Exercise details
Reproduce every entry exactly and leave its pictures out.

Stored data
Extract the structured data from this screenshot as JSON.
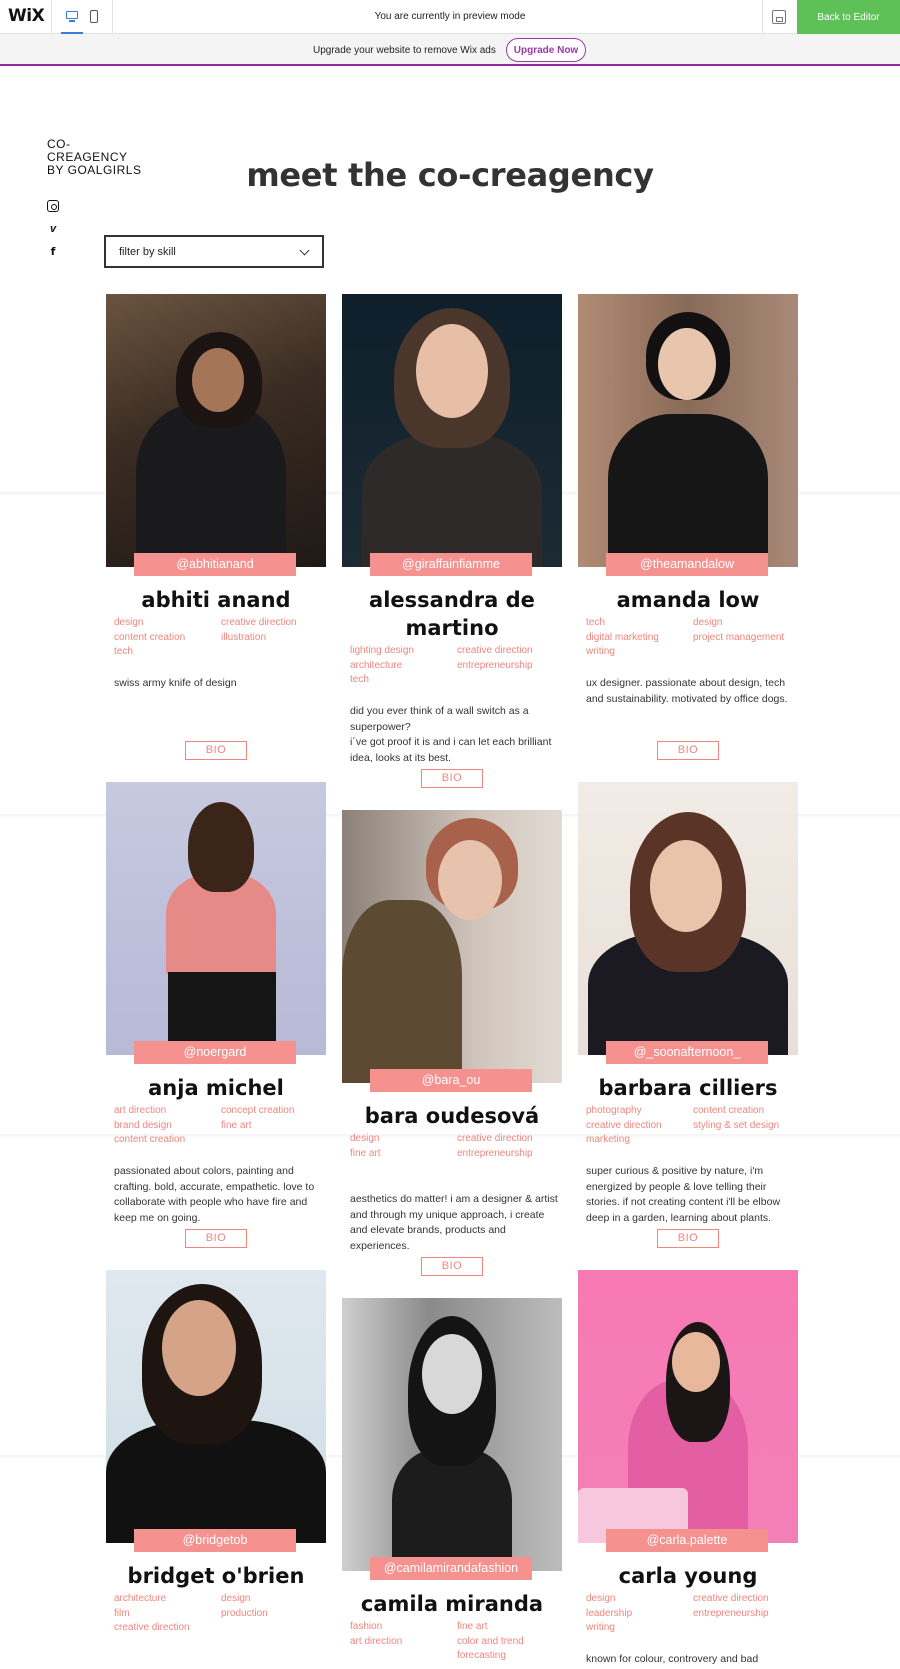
{
  "wix_bar": {
    "logo": "WiX",
    "preview_text": "You are currently in preview mode",
    "back_label": "Back to Editor",
    "upgrade_text": "Upgrade your website to remove Wix ads",
    "upgrade_label": "Upgrade Now"
  },
  "site": {
    "logo_line1": "CO-",
    "logo_line2": "CREAGENCY",
    "logo_line3": "BY GOALGIRLS",
    "social": [
      "instagram-icon",
      "vimeo-icon",
      "facebook-icon"
    ],
    "title": "meet the co-creagency",
    "filter_label": "filter by skill"
  },
  "colors": {
    "accent": "#f5918f",
    "skill": "#f0867f",
    "wix_green": "#5ec158",
    "wix_purple": "#9a39a8"
  },
  "members": [
    {
      "handle": "@abhitianand",
      "name": "abhiti anand",
      "skills": [
        "design",
        "creative direction",
        "content creation",
        "illustration",
        "tech"
      ],
      "desc": "swiss army knife of design",
      "bio": "BIO"
    },
    {
      "handle": "@giraffainfiamme",
      "name": "alessandra de martino",
      "skills": [
        "lighting design",
        "creative direction",
        "architecture",
        "entrepreneurship",
        "tech"
      ],
      "desc": "did you ever think of a wall switch as a superpower?\ni´ve got proof it is and i can let each brilliant idea, looks at its best.",
      "bio": "BIO"
    },
    {
      "handle": "@theamandalow",
      "name": "amanda low",
      "skills": [
        "tech",
        "design",
        "digital marketing",
        "project management",
        "writing"
      ],
      "desc": "ux designer. passionate about design, tech and sustainability. motivated by office dogs.",
      "bio": "BIO"
    },
    {
      "handle": "@noergard",
      "name": "anja michel",
      "skills": [
        "art direction",
        "concept creation",
        "brand design",
        "fine art",
        "content creation"
      ],
      "desc": "passionated about colors, painting and crafting. bold, accurate, empathetic. love to collaborate with people who have fire and keep me on going.",
      "bio": "BIO"
    },
    {
      "handle": "@bara_ou",
      "name": "bara oudesová",
      "skills": [
        "design",
        "creative direction",
        "fine art",
        "entrepreneurship"
      ],
      "desc": "aesthetics do matter! i am a designer & artist and through my unique approach, i create and elevate brands, products and experiences.",
      "bio": "BIO"
    },
    {
      "handle": "@_soonafternoon_",
      "name": "barbara cilliers",
      "skills": [
        "photography",
        "content creation",
        "creative direction",
        "styling & set design",
        "marketing"
      ],
      "desc": "super curious & positive by nature, i'm energized by people & love telling their stories. if not creating content i'll be elbow deep in a garden, learning about plants.",
      "bio": "BIO"
    },
    {
      "handle": "@bridgetob",
      "name": "bridget o'brien",
      "skills": [
        "architecture",
        "design",
        "film",
        "production",
        "creative direction"
      ],
      "desc": "",
      "bio": ""
    },
    {
      "handle": "@camilamirandafashion",
      "name": "camila miranda",
      "skills": [
        "fashion",
        "fine art",
        "art direction",
        "color and trend forecasting"
      ],
      "desc": "",
      "bio": ""
    },
    {
      "handle": "@carla.palette",
      "name": "carla young",
      "skills": [
        "design",
        "creative direction",
        "leadership",
        "entrepreneurship",
        "writing"
      ],
      "desc": "known for colour, controvery and bad",
      "bio": ""
    }
  ]
}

Answer
Extract the structured data from this screenshot as JSON.
{
  "wix_bar": {
    "logo": "WiX",
    "preview_text": "You are currently in preview mode",
    "back_label": "Back to Editor",
    "upgrade_text": "Upgrade your website to remove Wix ads",
    "upgrade_label": "Upgrade Now"
  },
  "site": {
    "logo_line1": "CO-",
    "logo_line2": "CREAGENCY",
    "logo_line3": "BY GOALGIRLS",
    "social": [
      "instagram-icon",
      "vimeo-icon",
      "facebook-icon"
    ],
    "title": "meet the co-creagency",
    "filter_label": "filter by skill"
  },
  "colors": {
    "accent": "#f5918f",
    "skill": "#f0867f",
    "wix_green": "#5ec158",
    "wix_purple": "#9a39a8"
  },
  "members": [
    {
      "handle": "@abhitianand",
      "name": "abhiti anand",
      "skills": [
        "design",
        "creative direction",
        "content creation",
        "illustration",
        "tech"
      ],
      "desc": "swiss army knife of design",
      "bio": "BIO"
    },
    {
      "handle": "@giraffainfiamme",
      "name": "alessandra de martino",
      "skills": [
        "lighting design",
        "creative direction",
        "architecture",
        "entrepreneurship",
        "tech"
      ],
      "desc": "did you ever think of a wall switch as a superpower?\ni´ve got proof it is and i can let each brilliant idea, looks at its best.",
      "bio": "BIO"
    },
    {
      "handle": "@theamandalow",
      "name": "amanda low",
      "skills": [
        "tech",
        "design",
        "digital marketing",
        "project management",
        "writing"
      ],
      "desc": "ux designer. passionate about design, tech and sustainability. motivated by office dogs.",
      "bio": "BIO"
    },
    {
      "handle": "@noergard",
      "name": "anja michel",
      "skills": [
        "art direction",
        "concept creation",
        "brand design",
        "fine art",
        "content creation"
      ],
      "desc": "passionated about colors, painting and crafting. bold, accurate, empathetic. love to collaborate with people who have fire and keep me on going.",
      "bio": "BIO"
    },
    {
      "handle": "@bara_ou",
      "name": "bara oudesová",
      "skills": [
        "design",
        "creative direction",
        "fine art",
        "entrepreneurship"
      ],
      "desc": "aesthetics do matter! i am a designer & artist and through my unique approach, i create and elevate brands, products and experiences.",
      "bio": "BIO"
    },
    {
      "handle": "@_soonafternoon_",
      "name": "barbara cilliers",
      "skills": [
        "photography",
        "content creation",
        "creative direction",
        "styling & set design",
        "marketing"
      ],
      "desc": "super curious & positive by nature, i'm energized by people & love telling their stories. if not creating content i'll be elbow deep in a garden, learning about plants.",
      "bio": "BIO"
    },
    {
      "handle": "@bridgetob",
      "name": "bridget o'brien",
      "skills": [
        "architecture",
        "design",
        "film",
        "production",
        "creative direction"
      ],
      "desc": "",
      "bio": ""
    },
    {
      "handle": "@camilamirandafashion",
      "name": "camila miranda",
      "skills": [
        "fashion",
        "fine art",
        "art direction",
        "color and trend forecasting"
      ],
      "desc": "",
      "bio": ""
    },
    {
      "handle": "@carla.palette",
      "name": "carla young",
      "skills": [
        "design",
        "creative direction",
        "leadership",
        "entrepreneurship",
        "writing"
      ],
      "desc": "known for colour, controvery and bad",
      "bio": ""
    }
  ]
}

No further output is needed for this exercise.